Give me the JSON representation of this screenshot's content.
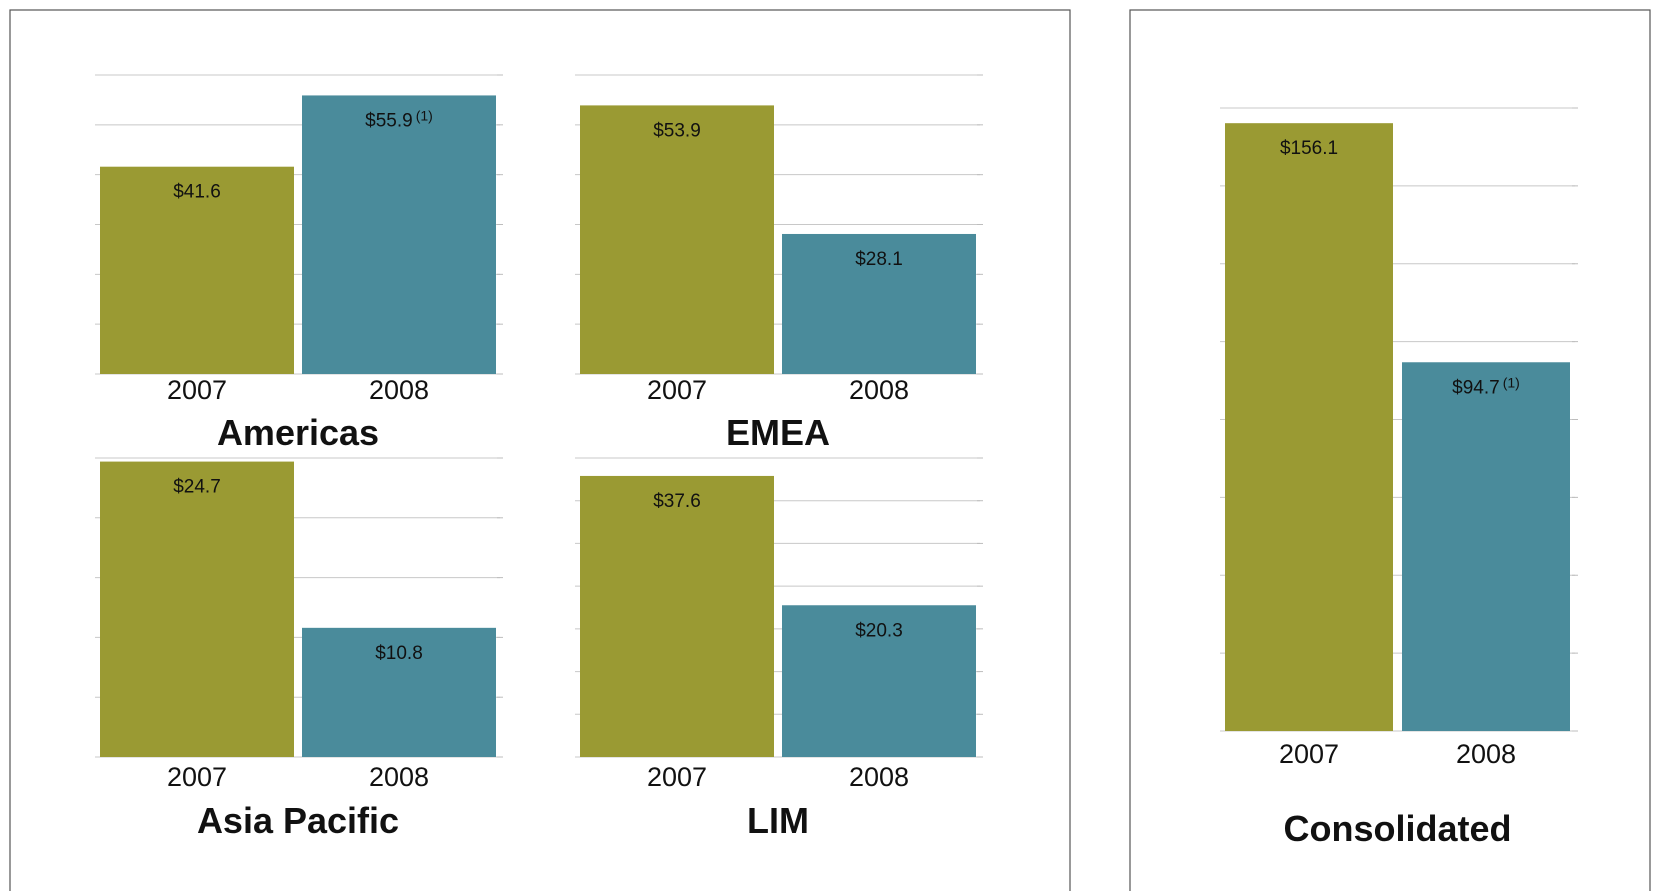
{
  "colors": {
    "2007": "#9a9a33",
    "2008": "#4a8b9b",
    "panel_border": "#555555",
    "grid": "#c8c8c8"
  },
  "chart_data": [
    {
      "type": "bar",
      "title": "Americas",
      "categories": [
        "2007",
        "2008"
      ],
      "values": [
        41.6,
        55.9
      ],
      "value_labels": [
        "$41.6",
        "$55.9"
      ],
      "footnotes": [
        "",
        "(1)"
      ],
      "ylim": [
        0,
        60
      ],
      "grid": true
    },
    {
      "type": "bar",
      "title": "EMEA",
      "categories": [
        "2007",
        "2008"
      ],
      "values": [
        53.9,
        28.1
      ],
      "value_labels": [
        "$53.9",
        "$28.1"
      ],
      "footnotes": [
        "",
        ""
      ],
      "ylim": [
        0,
        60
      ],
      "grid": true
    },
    {
      "type": "bar",
      "title": "Asia Pacific",
      "categories": [
        "2007",
        "2008"
      ],
      "values": [
        24.7,
        10.8
      ],
      "value_labels": [
        "$24.7",
        "$10.8"
      ],
      "footnotes": [
        "",
        ""
      ],
      "ylim": [
        0,
        25
      ],
      "grid": true
    },
    {
      "type": "bar",
      "title": "LIM",
      "categories": [
        "2007",
        "2008"
      ],
      "values": [
        37.6,
        20.3
      ],
      "value_labels": [
        "$37.6",
        "$20.3"
      ],
      "footnotes": [
        "",
        ""
      ],
      "ylim": [
        0,
        40
      ],
      "grid": true
    },
    {
      "type": "bar",
      "title": "Consolidated",
      "categories": [
        "2007",
        "2008"
      ],
      "values": [
        156.1,
        94.7
      ],
      "value_labels": [
        "$156.1",
        "$94.7"
      ],
      "footnotes": [
        "",
        "(1)"
      ],
      "ylim": [
        0,
        160
      ],
      "grid": true
    }
  ]
}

++++++++++++++++++++

WHAT YOU NEED TO DO:
Transcribe the material exactly, leaving every picture out.

ANSWER TO THE PROBLEM:
Give me the JSON representation of this screenshot's content.
{
  "colors": {
    "2007": "#9a9a33",
    "2008": "#4a8b9b",
    "panel_border": "#555555",
    "grid": "#c8c8c8"
  },
  "chart_data": [
    {
      "type": "bar",
      "title": "Americas",
      "categories": [
        "2007",
        "2008"
      ],
      "values": [
        41.6,
        55.9
      ],
      "value_labels": [
        "$41.6",
        "$55.9"
      ],
      "footnotes": [
        "",
        "(1)"
      ],
      "ylim": [
        0,
        60
      ],
      "grid": true
    },
    {
      "type": "bar",
      "title": "EMEA",
      "categories": [
        "2007",
        "2008"
      ],
      "values": [
        53.9,
        28.1
      ],
      "value_labels": [
        "$53.9",
        "$28.1"
      ],
      "footnotes": [
        "",
        ""
      ],
      "ylim": [
        0,
        60
      ],
      "grid": true
    },
    {
      "type": "bar",
      "title": "Asia Pacific",
      "categories": [
        "2007",
        "2008"
      ],
      "values": [
        24.7,
        10.8
      ],
      "value_labels": [
        "$24.7",
        "$10.8"
      ],
      "footnotes": [
        "",
        ""
      ],
      "ylim": [
        0,
        25
      ],
      "grid": true
    },
    {
      "type": "bar",
      "title": "LIM",
      "categories": [
        "2007",
        "2008"
      ],
      "values": [
        37.6,
        20.3
      ],
      "value_labels": [
        "$37.6",
        "$20.3"
      ],
      "footnotes": [
        "",
        ""
      ],
      "ylim": [
        0,
        40
      ],
      "grid": true
    },
    {
      "type": "bar",
      "title": "Consolidated",
      "categories": [
        "2007",
        "2008"
      ],
      "values": [
        156.1,
        94.7
      ],
      "value_labels": [
        "$156.1",
        "$94.7"
      ],
      "footnotes": [
        "",
        "(1)"
      ],
      "ylim": [
        0,
        160
      ],
      "grid": true
    }
  ]
}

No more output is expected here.